(Records excerpted from a collection)
+---+

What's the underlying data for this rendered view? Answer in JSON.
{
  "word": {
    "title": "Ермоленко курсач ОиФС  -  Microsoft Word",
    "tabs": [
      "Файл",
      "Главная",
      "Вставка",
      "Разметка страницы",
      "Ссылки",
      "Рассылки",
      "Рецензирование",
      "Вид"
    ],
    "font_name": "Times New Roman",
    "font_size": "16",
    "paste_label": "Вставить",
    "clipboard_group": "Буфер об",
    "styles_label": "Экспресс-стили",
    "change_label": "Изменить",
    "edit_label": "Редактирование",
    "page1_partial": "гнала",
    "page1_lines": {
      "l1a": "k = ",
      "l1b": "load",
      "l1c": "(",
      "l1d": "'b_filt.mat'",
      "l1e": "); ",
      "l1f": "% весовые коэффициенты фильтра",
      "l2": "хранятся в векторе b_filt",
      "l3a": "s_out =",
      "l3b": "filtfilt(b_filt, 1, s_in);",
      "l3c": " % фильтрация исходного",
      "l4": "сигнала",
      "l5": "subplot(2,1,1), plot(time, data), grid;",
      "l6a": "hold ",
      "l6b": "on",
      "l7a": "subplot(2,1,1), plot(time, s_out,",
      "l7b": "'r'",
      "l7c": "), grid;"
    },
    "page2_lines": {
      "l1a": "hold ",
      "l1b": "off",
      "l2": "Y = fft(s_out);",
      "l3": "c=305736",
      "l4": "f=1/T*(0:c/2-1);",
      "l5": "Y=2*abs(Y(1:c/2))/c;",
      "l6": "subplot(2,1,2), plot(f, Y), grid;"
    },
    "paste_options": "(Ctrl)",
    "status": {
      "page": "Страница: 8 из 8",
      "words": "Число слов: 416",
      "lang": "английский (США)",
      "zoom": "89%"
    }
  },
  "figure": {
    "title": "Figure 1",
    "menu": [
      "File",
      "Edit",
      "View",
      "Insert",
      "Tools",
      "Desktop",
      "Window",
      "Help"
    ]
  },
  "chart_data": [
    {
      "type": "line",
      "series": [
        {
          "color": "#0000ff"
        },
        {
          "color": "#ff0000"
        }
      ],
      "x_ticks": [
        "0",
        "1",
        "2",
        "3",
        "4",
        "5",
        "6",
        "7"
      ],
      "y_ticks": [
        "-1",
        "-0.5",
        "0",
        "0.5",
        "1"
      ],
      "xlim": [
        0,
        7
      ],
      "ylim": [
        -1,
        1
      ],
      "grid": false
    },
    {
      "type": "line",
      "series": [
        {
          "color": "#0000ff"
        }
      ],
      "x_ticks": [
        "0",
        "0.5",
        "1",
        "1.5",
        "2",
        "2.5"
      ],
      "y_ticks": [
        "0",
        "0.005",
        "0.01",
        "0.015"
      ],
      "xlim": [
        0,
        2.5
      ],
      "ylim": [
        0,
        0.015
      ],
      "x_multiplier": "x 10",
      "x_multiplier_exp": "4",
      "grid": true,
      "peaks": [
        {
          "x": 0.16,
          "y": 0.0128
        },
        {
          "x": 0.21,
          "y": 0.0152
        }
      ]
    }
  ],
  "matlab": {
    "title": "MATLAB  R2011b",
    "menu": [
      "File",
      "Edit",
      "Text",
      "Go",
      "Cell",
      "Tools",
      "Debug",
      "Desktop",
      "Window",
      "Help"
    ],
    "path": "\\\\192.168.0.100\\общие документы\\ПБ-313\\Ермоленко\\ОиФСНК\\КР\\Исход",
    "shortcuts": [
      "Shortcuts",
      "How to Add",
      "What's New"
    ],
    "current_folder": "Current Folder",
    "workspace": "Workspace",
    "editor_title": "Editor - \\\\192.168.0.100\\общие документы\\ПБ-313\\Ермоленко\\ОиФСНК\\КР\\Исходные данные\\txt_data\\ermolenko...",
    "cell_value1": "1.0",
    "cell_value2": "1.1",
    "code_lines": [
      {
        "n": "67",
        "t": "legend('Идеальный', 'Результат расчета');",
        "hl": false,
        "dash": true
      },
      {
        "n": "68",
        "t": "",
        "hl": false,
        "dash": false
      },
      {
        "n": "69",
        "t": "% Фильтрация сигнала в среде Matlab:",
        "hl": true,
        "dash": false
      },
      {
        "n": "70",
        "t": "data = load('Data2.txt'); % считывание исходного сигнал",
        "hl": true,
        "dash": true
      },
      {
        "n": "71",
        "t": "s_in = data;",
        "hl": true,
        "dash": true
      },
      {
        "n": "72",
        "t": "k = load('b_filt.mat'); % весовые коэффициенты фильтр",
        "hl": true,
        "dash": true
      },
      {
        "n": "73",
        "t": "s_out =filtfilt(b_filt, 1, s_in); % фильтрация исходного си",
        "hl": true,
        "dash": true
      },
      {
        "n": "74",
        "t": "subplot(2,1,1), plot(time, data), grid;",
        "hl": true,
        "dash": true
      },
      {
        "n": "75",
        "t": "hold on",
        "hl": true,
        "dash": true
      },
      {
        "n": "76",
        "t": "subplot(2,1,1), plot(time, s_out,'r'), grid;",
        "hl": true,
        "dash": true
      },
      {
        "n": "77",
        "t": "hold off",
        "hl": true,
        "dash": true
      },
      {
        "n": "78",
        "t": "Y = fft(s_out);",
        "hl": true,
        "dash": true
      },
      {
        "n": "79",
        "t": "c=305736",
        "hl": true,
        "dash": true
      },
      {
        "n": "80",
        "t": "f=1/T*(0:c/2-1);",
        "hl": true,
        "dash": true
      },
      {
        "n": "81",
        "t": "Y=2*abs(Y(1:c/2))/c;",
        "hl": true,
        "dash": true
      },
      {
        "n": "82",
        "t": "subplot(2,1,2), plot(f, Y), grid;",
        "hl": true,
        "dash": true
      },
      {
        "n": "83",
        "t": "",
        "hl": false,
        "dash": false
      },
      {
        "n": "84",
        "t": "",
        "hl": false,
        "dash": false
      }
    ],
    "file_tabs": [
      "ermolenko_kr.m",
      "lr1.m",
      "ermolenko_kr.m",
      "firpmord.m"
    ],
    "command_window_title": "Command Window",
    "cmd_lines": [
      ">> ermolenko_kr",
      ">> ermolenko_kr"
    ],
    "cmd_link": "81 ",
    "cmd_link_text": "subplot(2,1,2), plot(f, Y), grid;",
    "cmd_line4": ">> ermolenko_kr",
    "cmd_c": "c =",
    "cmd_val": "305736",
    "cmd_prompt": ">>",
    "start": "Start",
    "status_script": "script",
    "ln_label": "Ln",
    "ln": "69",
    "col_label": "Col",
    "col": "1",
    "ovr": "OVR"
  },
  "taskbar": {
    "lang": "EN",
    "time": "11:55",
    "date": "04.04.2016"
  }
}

+---+

→ **AIM OF THE TASK**: Your task is to transcribe the listing above in full, exactly as given.

→ **TASK ANSWER**:
What's the underlying data for this rendered view? Answer in JSON.
{
  "word": {
    "title": "Ермоленко курсач ОиФС  -  Microsoft Word",
    "tabs": [
      "Файл",
      "Главная",
      "Вставка",
      "Разметка страницы",
      "Ссылки",
      "Рассылки",
      "Рецензирование",
      "Вид"
    ],
    "font_name": "Times New Roman",
    "font_size": "16",
    "paste_label": "Вставить",
    "clipboard_group": "Буфер об",
    "styles_label": "Экспресс-стили",
    "change_label": "Изменить",
    "edit_label": "Редактирование",
    "page1_partial": "гнала",
    "page1_lines": {
      "l1a": "k = ",
      "l1b": "load",
      "l1c": "(",
      "l1d": "'b_filt.mat'",
      "l1e": "); ",
      "l1f": "% весовые коэффициенты фильтра",
      "l2": "хранятся в векторе b_filt",
      "l3a": "s_out =",
      "l3b": "filtfilt(b_filt, 1, s_in);",
      "l3c": " % фильтрация исходного",
      "l4": "сигнала",
      "l5": "subplot(2,1,1), plot(time, data), grid;",
      "l6a": "hold ",
      "l6b": "on",
      "l7a": "subplot(2,1,1), plot(time, s_out,",
      "l7b": "'r'",
      "l7c": "), grid;"
    },
    "page2_lines": {
      "l1a": "hold ",
      "l1b": "off",
      "l2": "Y = fft(s_out);",
      "l3": "c=305736",
      "l4": "f=1/T*(0:c/2-1);",
      "l5": "Y=2*abs(Y(1:c/2))/c;",
      "l6": "subplot(2,1,2), plot(f, Y), grid;"
    },
    "paste_options": "(Ctrl)",
    "status": {
      "page": "Страница: 8 из 8",
      "words": "Число слов: 416",
      "lang": "английский (США)",
      "zoom": "89%"
    }
  },
  "figure": {
    "title": "Figure 1",
    "menu": [
      "File",
      "Edit",
      "View",
      "Insert",
      "Tools",
      "Desktop",
      "Window",
      "Help"
    ]
  },
  "chart_data": [
    {
      "type": "line",
      "series": [
        {
          "color": "#0000ff"
        },
        {
          "color": "#ff0000"
        }
      ],
      "x_ticks": [
        "0",
        "1",
        "2",
        "3",
        "4",
        "5",
        "6",
        "7"
      ],
      "y_ticks": [
        "-1",
        "-0.5",
        "0",
        "0.5",
        "1"
      ],
      "xlim": [
        0,
        7
      ],
      "ylim": [
        -1,
        1
      ],
      "grid": false
    },
    {
      "type": "line",
      "series": [
        {
          "color": "#0000ff"
        }
      ],
      "x_ticks": [
        "0",
        "0.5",
        "1",
        "1.5",
        "2",
        "2.5"
      ],
      "y_ticks": [
        "0",
        "0.005",
        "0.01",
        "0.015"
      ],
      "xlim": [
        0,
        2.5
      ],
      "ylim": [
        0,
        0.015
      ],
      "x_multiplier": "x 10",
      "x_multiplier_exp": "4",
      "grid": true,
      "peaks": [
        {
          "x": 0.16,
          "y": 0.0128
        },
        {
          "x": 0.21,
          "y": 0.0152
        }
      ]
    }
  ],
  "matlab": {
    "title": "MATLAB  R2011b",
    "menu": [
      "File",
      "Edit",
      "Text",
      "Go",
      "Cell",
      "Tools",
      "Debug",
      "Desktop",
      "Window",
      "Help"
    ],
    "path": "\\\\192.168.0.100\\общие документы\\ПБ-313\\Ермоленко\\ОиФСНК\\КР\\Исход",
    "shortcuts": [
      "Shortcuts",
      "How to Add",
      "What's New"
    ],
    "current_folder": "Current Folder",
    "workspace": "Workspace",
    "editor_title": "Editor - \\\\192.168.0.100\\общие документы\\ПБ-313\\Ермоленко\\ОиФСНК\\КР\\Исходные данные\\txt_data\\ermolenko...",
    "cell_value1": "1.0",
    "cell_value2": "1.1",
    "code_lines": [
      {
        "n": "67",
        "t": "legend('Идеальный', 'Результат расчета');",
        "hl": false,
        "dash": true
      },
      {
        "n": "68",
        "t": "",
        "hl": false,
        "dash": false
      },
      {
        "n": "69",
        "t": "% Фильтрация сигнала в среде Matlab:",
        "hl": true,
        "dash": false
      },
      {
        "n": "70",
        "t": "data = load('Data2.txt'); % считывание исходного сигнал",
        "hl": true,
        "dash": true
      },
      {
        "n": "71",
        "t": "s_in = data;",
        "hl": true,
        "dash": true
      },
      {
        "n": "72",
        "t": "k = load('b_filt.mat'); % весовые коэффициенты фильтр",
        "hl": true,
        "dash": true
      },
      {
        "n": "73",
        "t": "s_out =filtfilt(b_filt, 1, s_in); % фильтрация исходного си",
        "hl": true,
        "dash": true
      },
      {
        "n": "74",
        "t": "subplot(2,1,1), plot(time, data), grid;",
        "hl": true,
        "dash": true
      },
      {
        "n": "75",
        "t": "hold on",
        "hl": true,
        "dash": true
      },
      {
        "n": "76",
        "t": "subplot(2,1,1), plot(time, s_out,'r'), grid;",
        "hl": true,
        "dash": true
      },
      {
        "n": "77",
        "t": "hold off",
        "hl": true,
        "dash": true
      },
      {
        "n": "78",
        "t": "Y = fft(s_out);",
        "hl": true,
        "dash": true
      },
      {
        "n": "79",
        "t": "c=305736",
        "hl": true,
        "dash": true
      },
      {
        "n": "80",
        "t": "f=1/T*(0:c/2-1);",
        "hl": true,
        "dash": true
      },
      {
        "n": "81",
        "t": "Y=2*abs(Y(1:c/2))/c;",
        "hl": true,
        "dash": true
      },
      {
        "n": "82",
        "t": "subplot(2,1,2), plot(f, Y), grid;",
        "hl": true,
        "dash": true
      },
      {
        "n": "83",
        "t": "",
        "hl": false,
        "dash": false
      },
      {
        "n": "84",
        "t": "",
        "hl": false,
        "dash": false
      }
    ],
    "file_tabs": [
      "ermolenko_kr.m",
      "lr1.m",
      "ermolenko_kr.m",
      "firpmord.m"
    ],
    "command_window_title": "Command Window",
    "cmd_lines": [
      ">> ermolenko_kr",
      ">> ermolenko_kr"
    ],
    "cmd_link": "81 ",
    "cmd_link_text": "subplot(2,1,2), plot(f, Y), grid;",
    "cmd_line4": ">> ermolenko_kr",
    "cmd_c": "c =",
    "cmd_val": "305736",
    "cmd_prompt": ">>",
    "start": "Start",
    "status_script": "script",
    "ln_label": "Ln",
    "ln": "69",
    "col_label": "Col",
    "col": "1",
    "ovr": "OVR"
  },
  "taskbar": {
    "lang": "EN",
    "time": "11:55",
    "date": "04.04.2016"
  }
}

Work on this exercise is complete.